Begin

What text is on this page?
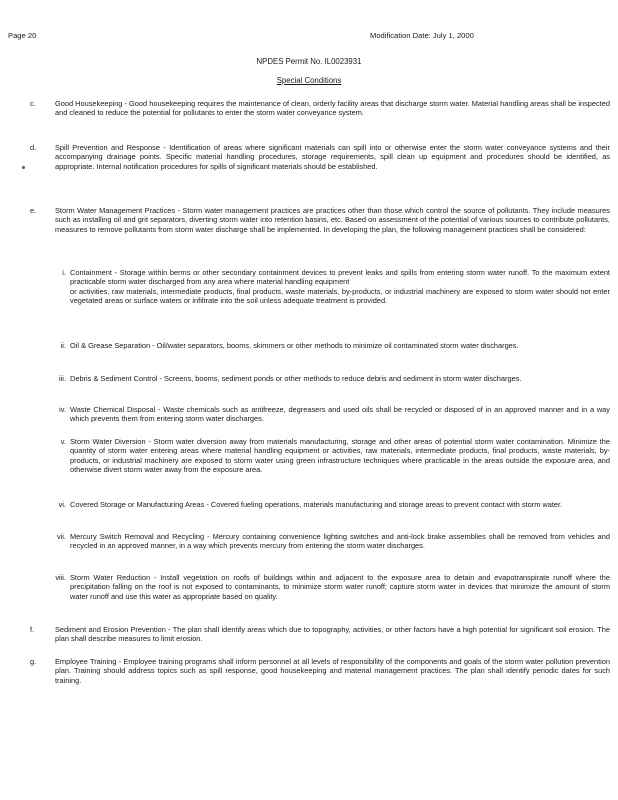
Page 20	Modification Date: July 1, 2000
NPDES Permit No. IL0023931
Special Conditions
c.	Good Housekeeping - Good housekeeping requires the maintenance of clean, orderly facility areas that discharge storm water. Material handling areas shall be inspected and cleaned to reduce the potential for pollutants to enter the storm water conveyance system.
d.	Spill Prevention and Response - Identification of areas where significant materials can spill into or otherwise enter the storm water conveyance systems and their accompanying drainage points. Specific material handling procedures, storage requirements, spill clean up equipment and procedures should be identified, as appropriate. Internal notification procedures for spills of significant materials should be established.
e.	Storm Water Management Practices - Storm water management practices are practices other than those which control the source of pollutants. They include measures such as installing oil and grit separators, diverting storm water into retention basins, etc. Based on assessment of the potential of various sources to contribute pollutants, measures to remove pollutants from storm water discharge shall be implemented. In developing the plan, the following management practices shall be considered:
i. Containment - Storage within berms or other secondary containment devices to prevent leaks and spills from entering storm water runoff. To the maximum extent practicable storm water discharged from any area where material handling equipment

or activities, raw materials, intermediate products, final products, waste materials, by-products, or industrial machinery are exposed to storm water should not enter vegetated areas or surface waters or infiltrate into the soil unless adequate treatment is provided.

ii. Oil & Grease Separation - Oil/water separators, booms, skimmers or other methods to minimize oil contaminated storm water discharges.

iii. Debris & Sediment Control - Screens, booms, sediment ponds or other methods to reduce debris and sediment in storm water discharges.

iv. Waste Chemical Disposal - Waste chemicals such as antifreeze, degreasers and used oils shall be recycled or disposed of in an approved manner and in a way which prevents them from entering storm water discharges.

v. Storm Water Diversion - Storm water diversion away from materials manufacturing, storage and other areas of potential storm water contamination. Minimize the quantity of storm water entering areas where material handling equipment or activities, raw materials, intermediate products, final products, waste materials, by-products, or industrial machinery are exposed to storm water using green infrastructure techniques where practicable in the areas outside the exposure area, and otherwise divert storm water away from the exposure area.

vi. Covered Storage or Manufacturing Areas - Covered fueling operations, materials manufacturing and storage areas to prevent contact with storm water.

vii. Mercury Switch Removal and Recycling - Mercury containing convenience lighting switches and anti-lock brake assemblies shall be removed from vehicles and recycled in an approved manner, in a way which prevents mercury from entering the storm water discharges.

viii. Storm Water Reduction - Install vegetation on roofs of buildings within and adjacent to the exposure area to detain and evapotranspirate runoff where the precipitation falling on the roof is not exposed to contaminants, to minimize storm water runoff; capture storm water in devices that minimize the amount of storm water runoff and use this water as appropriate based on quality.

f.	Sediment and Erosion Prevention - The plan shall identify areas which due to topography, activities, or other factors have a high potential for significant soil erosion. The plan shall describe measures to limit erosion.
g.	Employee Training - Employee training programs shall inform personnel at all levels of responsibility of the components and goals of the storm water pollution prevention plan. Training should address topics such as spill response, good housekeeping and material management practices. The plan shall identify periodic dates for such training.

End
Begin

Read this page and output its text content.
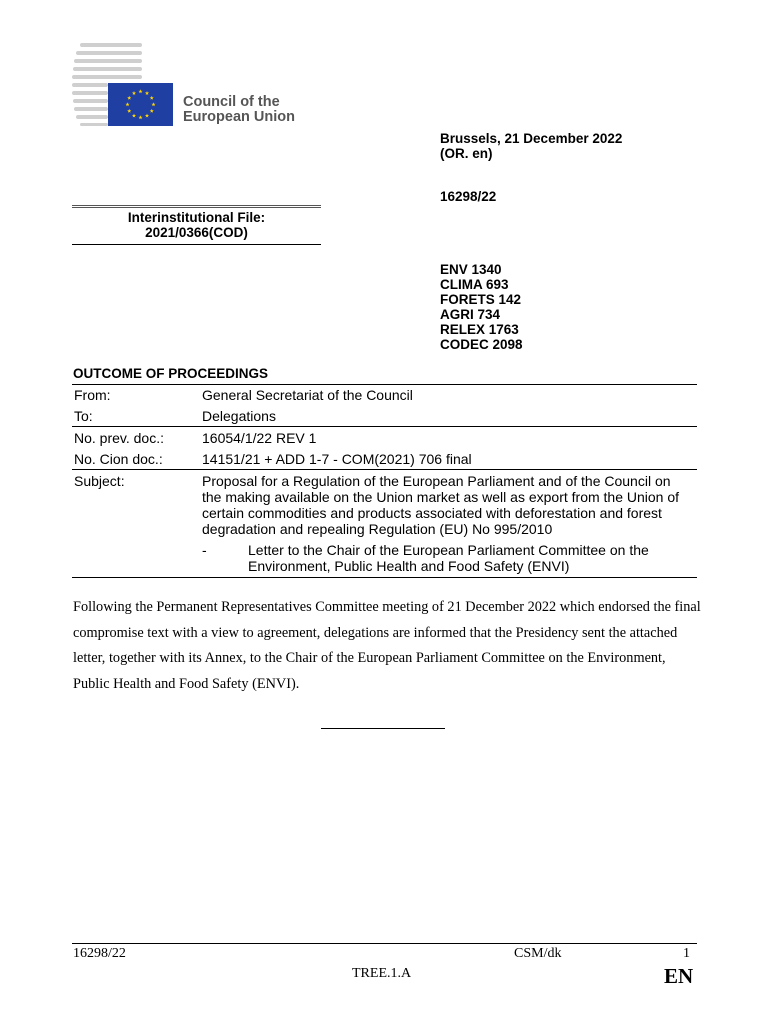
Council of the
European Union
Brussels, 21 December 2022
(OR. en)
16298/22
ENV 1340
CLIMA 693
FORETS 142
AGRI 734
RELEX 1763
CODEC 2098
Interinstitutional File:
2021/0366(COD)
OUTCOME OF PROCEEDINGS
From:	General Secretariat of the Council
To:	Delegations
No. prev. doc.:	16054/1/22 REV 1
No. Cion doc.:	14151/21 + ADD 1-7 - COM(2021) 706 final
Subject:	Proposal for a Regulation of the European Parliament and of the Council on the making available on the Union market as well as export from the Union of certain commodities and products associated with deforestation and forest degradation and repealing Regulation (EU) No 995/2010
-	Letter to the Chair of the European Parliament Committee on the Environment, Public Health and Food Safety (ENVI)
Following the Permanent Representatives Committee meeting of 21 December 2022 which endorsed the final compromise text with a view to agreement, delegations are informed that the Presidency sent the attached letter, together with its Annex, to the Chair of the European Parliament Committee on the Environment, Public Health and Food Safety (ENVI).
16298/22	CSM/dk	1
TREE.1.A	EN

End
Begin

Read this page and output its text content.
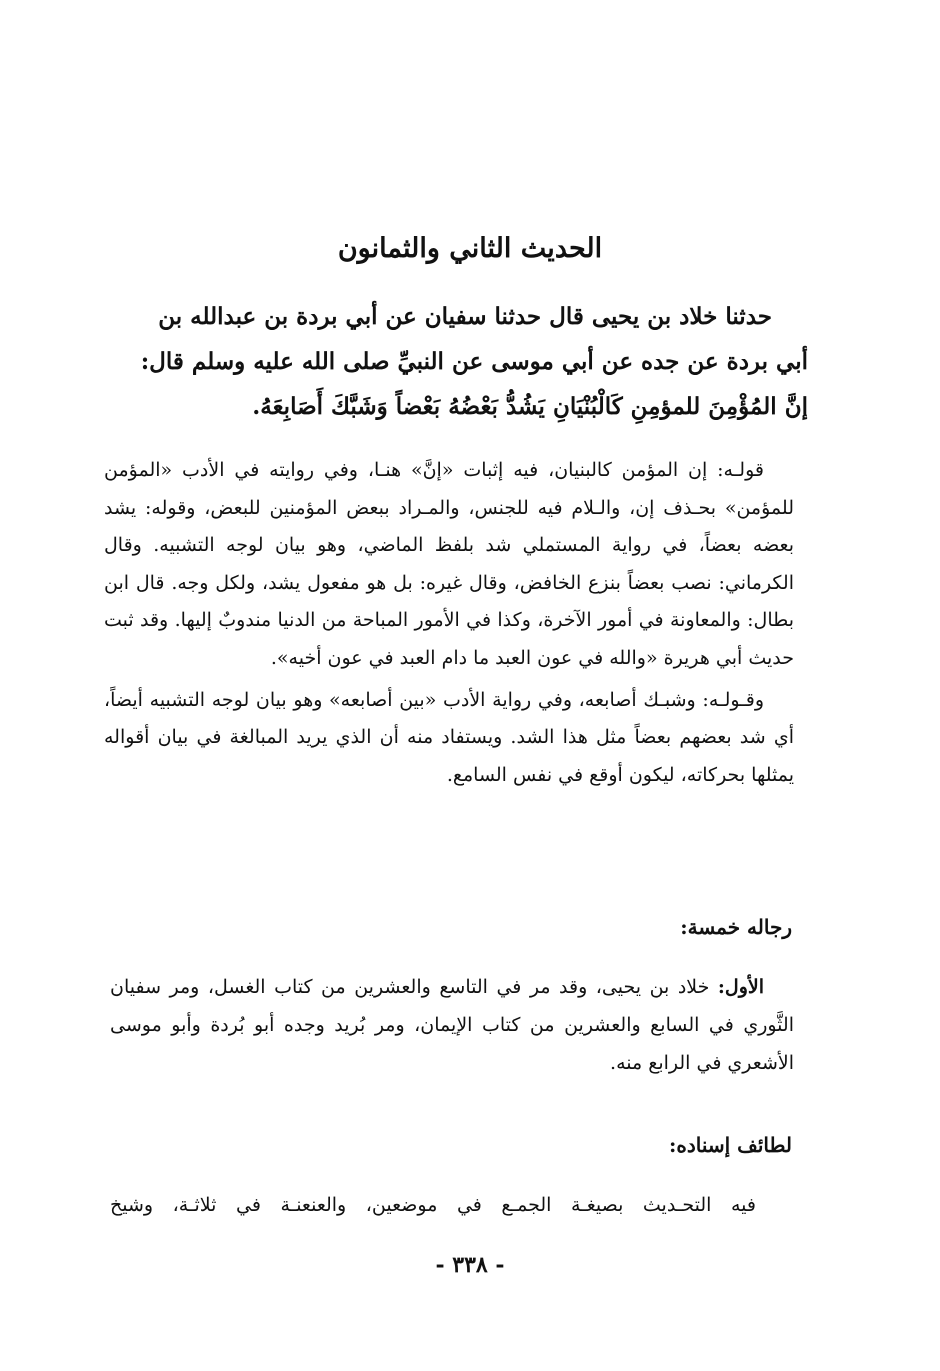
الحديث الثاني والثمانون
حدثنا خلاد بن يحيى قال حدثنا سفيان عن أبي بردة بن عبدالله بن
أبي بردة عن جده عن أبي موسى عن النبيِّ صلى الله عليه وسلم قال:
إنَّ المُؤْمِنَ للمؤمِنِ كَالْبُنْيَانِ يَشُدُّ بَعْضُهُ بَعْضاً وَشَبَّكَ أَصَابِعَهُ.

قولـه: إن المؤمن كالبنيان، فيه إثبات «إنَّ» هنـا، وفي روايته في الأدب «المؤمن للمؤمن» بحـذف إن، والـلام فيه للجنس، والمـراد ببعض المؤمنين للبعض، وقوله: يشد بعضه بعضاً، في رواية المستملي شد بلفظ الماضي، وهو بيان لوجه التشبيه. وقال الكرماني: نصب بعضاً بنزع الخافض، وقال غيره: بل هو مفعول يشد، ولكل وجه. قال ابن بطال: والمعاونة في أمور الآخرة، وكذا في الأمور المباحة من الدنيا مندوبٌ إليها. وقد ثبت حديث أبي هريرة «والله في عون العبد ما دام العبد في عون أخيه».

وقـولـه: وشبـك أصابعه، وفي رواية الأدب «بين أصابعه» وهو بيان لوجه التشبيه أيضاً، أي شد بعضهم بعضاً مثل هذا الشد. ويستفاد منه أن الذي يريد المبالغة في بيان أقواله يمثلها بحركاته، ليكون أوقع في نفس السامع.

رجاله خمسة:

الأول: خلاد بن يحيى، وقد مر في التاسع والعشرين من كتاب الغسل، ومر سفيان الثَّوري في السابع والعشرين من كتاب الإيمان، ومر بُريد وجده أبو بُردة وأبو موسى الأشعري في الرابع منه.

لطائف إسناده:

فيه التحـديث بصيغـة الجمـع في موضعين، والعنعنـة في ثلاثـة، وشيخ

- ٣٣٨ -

End

Check each line above for the string "ENVI", then copy the ones that have it.

* _Answer to this exercise_:
-	Letter to the Chair of the European Parliament Committee on the Environment, Public Health and Food Safety (ENVI)
Following the Permanent Representatives Committee meeting of 21 December 2022 which endorsed the final compromise text with a view to agreement, delegations are informed that the Presidency sent the attached letter, together with its Annex, to the Chair of the European Parliament Committee on the Environment, Public Health and Food Safety (ENVI).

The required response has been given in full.